--- Task ---
Work through the data and report how many lines include the string "this", giving the number alone.
_ _ _
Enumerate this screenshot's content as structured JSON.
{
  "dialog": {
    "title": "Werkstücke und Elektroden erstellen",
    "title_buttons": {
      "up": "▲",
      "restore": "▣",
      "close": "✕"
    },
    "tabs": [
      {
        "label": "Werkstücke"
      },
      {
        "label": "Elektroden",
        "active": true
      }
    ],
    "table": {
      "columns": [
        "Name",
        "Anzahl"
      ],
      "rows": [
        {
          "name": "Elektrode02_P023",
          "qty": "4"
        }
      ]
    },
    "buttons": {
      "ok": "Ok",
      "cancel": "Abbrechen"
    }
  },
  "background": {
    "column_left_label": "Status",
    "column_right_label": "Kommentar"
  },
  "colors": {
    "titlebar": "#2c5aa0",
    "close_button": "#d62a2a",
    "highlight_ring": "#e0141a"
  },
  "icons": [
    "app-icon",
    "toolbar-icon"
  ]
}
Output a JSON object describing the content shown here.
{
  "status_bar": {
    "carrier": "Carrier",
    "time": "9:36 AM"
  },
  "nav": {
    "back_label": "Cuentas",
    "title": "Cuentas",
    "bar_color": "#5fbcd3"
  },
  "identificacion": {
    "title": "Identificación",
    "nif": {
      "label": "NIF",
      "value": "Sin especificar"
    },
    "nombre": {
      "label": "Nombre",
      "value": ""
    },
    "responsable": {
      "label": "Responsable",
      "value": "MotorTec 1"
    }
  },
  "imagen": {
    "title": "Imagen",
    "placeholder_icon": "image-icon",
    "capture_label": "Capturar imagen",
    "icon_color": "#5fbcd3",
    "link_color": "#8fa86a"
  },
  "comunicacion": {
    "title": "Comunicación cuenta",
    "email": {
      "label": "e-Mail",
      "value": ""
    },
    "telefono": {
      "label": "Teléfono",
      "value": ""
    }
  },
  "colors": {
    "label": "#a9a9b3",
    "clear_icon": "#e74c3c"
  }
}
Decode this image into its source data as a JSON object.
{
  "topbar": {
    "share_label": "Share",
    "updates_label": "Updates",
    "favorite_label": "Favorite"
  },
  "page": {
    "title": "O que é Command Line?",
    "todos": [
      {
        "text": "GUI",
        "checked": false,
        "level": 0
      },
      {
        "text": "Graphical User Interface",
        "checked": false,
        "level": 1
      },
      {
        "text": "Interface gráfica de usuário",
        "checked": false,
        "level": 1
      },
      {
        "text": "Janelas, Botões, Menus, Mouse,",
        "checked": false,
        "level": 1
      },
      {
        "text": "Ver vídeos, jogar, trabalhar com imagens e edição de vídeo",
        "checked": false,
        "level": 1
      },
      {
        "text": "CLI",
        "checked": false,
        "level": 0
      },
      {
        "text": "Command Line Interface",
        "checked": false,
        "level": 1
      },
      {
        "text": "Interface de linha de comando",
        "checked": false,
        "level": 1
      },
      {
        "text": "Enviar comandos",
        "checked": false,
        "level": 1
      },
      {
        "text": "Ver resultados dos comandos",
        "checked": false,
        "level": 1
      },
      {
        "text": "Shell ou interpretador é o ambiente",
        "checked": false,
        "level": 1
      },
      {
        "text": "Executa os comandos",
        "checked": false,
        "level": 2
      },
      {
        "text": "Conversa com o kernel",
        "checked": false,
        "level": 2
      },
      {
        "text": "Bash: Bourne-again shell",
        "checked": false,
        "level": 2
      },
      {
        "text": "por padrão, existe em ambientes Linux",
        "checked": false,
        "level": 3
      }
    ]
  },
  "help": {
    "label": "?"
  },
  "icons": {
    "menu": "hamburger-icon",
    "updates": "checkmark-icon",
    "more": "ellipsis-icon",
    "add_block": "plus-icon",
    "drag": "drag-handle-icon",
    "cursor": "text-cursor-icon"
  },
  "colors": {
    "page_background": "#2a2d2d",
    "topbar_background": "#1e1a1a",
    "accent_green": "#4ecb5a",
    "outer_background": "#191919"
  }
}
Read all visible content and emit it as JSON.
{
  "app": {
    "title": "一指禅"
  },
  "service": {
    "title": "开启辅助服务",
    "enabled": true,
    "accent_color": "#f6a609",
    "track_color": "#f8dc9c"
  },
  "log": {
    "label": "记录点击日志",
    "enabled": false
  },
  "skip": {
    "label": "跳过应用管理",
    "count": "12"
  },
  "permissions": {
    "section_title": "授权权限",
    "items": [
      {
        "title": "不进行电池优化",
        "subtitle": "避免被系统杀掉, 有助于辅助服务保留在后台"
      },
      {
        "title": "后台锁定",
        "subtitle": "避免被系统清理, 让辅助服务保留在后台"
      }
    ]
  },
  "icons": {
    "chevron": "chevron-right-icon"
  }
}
_ _ _
--- Task response ---
2